Go through the records underneath and write each one out again exactly.

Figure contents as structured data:

>>

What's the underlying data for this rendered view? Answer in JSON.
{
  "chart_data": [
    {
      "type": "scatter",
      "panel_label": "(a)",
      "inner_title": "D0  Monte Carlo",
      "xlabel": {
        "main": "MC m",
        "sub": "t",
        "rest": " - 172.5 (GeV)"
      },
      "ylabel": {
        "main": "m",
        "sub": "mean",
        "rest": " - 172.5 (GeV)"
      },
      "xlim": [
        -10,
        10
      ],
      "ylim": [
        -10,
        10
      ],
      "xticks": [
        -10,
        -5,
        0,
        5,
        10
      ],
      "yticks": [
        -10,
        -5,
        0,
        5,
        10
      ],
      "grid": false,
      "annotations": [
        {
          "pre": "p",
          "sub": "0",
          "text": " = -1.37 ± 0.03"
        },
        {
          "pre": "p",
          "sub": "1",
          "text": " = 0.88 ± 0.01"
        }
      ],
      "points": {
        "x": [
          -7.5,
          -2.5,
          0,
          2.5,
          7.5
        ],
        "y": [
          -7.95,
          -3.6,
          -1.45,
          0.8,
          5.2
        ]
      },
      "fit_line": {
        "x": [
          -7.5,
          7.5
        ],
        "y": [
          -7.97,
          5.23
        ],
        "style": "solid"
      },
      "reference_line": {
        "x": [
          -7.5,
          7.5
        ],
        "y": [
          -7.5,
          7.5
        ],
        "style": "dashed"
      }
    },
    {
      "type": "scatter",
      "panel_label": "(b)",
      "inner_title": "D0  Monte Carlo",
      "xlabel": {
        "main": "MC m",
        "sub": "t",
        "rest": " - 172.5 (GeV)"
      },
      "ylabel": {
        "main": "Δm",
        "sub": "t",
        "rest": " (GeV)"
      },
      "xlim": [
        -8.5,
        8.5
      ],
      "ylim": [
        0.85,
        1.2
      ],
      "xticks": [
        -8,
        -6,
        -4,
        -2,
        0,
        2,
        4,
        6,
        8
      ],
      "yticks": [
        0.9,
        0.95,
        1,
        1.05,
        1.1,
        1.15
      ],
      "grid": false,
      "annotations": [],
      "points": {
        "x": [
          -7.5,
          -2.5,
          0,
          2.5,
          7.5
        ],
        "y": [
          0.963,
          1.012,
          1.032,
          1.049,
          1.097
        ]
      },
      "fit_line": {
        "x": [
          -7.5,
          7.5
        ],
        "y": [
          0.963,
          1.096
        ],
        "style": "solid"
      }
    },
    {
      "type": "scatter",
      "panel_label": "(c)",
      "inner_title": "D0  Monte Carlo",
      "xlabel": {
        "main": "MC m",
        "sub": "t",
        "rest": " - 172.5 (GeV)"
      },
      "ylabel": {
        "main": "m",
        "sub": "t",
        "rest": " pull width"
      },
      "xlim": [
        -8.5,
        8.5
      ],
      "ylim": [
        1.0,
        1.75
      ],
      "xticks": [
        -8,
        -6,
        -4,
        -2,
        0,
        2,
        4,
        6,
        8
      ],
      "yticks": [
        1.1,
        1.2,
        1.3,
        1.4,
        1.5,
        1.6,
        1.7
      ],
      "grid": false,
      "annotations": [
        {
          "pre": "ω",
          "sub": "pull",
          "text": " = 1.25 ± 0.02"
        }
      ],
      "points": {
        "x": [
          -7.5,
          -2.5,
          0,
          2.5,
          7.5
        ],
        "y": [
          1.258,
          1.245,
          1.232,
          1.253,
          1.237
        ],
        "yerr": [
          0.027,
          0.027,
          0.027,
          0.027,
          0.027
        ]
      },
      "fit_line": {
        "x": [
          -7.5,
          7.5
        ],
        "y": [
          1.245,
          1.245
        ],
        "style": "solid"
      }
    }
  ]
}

<<

## FULL ANSWER
What's the underlying data for this rendered view? Answer in JSON.
{
  "chart_data": [
    {
      "type": "scatter",
      "panel_label": "(a)",
      "inner_title": "D0  Monte Carlo",
      "xlabel": {
        "main": "MC m",
        "sub": "t",
        "rest": " - 172.5 (GeV)"
      },
      "ylabel": {
        "main": "m",
        "sub": "mean",
        "rest": " - 172.5 (GeV)"
      },
      "xlim": [
        -10,
        10
      ],
      "ylim": [
        -10,
        10
      ],
      "xticks": [
        -10,
        -5,
        0,
        5,
        10
      ],
      "yticks": [
        -10,
        -5,
        0,
        5,
        10
      ],
      "grid": false,
      "annotations": [
        {
          "pre": "p",
          "sub": "0",
          "text": " = -1.37 ± 0.03"
        },
        {
          "pre": "p",
          "sub": "1",
          "text": " = 0.88 ± 0.01"
        }
      ],
      "points": {
        "x": [
          -7.5,
          -2.5,
          0,
          2.5,
          7.5
        ],
        "y": [
          -7.95,
          -3.6,
          -1.45,
          0.8,
          5.2
        ]
      },
      "fit_line": {
        "x": [
          -7.5,
          7.5
        ],
        "y": [
          -7.97,
          5.23
        ],
        "style": "solid"
      },
      "reference_line": {
        "x": [
          -7.5,
          7.5
        ],
        "y": [
          -7.5,
          7.5
        ],
        "style": "dashed"
      }
    },
    {
      "type": "scatter",
      "panel_label": "(b)",
      "inner_title": "D0  Monte Carlo",
      "xlabel": {
        "main": "MC m",
        "sub": "t",
        "rest": " - 172.5 (GeV)"
      },
      "ylabel": {
        "main": "Δm",
        "sub": "t",
        "rest": " (GeV)"
      },
      "xlim": [
        -8.5,
        8.5
      ],
      "ylim": [
        0.85,
        1.2
      ],
      "xticks": [
        -8,
        -6,
        -4,
        -2,
        0,
        2,
        4,
        6,
        8
      ],
      "yticks": [
        0.9,
        0.95,
        1,
        1.05,
        1.1,
        1.15
      ],
      "grid": false,
      "annotations": [],
      "points": {
        "x": [
          -7.5,
          -2.5,
          0,
          2.5,
          7.5
        ],
        "y": [
          0.963,
          1.012,
          1.032,
          1.049,
          1.097
        ]
      },
      "fit_line": {
        "x": [
          -7.5,
          7.5
        ],
        "y": [
          0.963,
          1.096
        ],
        "style": "solid"
      }
    },
    {
      "type": "scatter",
      "panel_label": "(c)",
      "inner_title": "D0  Monte Carlo",
      "xlabel": {
        "main": "MC m",
        "sub": "t",
        "rest": " - 172.5 (GeV)"
      },
      "ylabel": {
        "main": "m",
        "sub": "t",
        "rest": " pull width"
      },
      "xlim": [
        -8.5,
        8.5
      ],
      "ylim": [
        1.0,
        1.75
      ],
      "xticks": [
        -8,
        -6,
        -4,
        -2,
        0,
        2,
        4,
        6,
        8
      ],
      "yticks": [
        1.1,
        1.2,
        1.3,
        1.4,
        1.5,
        1.6,
        1.7
      ],
      "grid": false,
      "annotations": [
        {
          "pre": "ω",
          "sub": "pull",
          "text": " = 1.25 ± 0.02"
        }
      ],
      "points": {
        "x": [
          -7.5,
          -2.5,
          0,
          2.5,
          7.5
        ],
        "y": [
          1.258,
          1.245,
          1.232,
          1.253,
          1.237
        ],
        "yerr": [
          0.027,
          0.027,
          0.027,
          0.027,
          0.027
        ]
      },
      "fit_line": {
        "x": [
          -7.5,
          7.5
        ],
        "y": [
          1.245,
          1.245
        ],
        "style": "solid"
      }
    }
  ]
}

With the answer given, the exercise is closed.